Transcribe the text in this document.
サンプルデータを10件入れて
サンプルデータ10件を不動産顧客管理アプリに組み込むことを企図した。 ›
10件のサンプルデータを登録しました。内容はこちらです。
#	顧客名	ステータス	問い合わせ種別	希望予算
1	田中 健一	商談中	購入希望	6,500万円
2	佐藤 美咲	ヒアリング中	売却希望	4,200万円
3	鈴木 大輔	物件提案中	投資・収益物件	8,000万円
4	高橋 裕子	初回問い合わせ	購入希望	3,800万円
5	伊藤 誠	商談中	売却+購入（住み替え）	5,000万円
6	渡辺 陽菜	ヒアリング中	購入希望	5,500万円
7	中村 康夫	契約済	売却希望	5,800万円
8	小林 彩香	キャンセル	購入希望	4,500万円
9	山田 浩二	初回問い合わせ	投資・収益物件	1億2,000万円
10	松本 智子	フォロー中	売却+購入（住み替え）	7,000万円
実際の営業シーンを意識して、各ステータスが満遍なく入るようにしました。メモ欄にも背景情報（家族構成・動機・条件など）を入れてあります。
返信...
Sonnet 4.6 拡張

- **Problem to solve**:
Looking back at the lines above, state how many contain the word "購入希望", and supply nothing besides the number.

- **Answer in full**:
4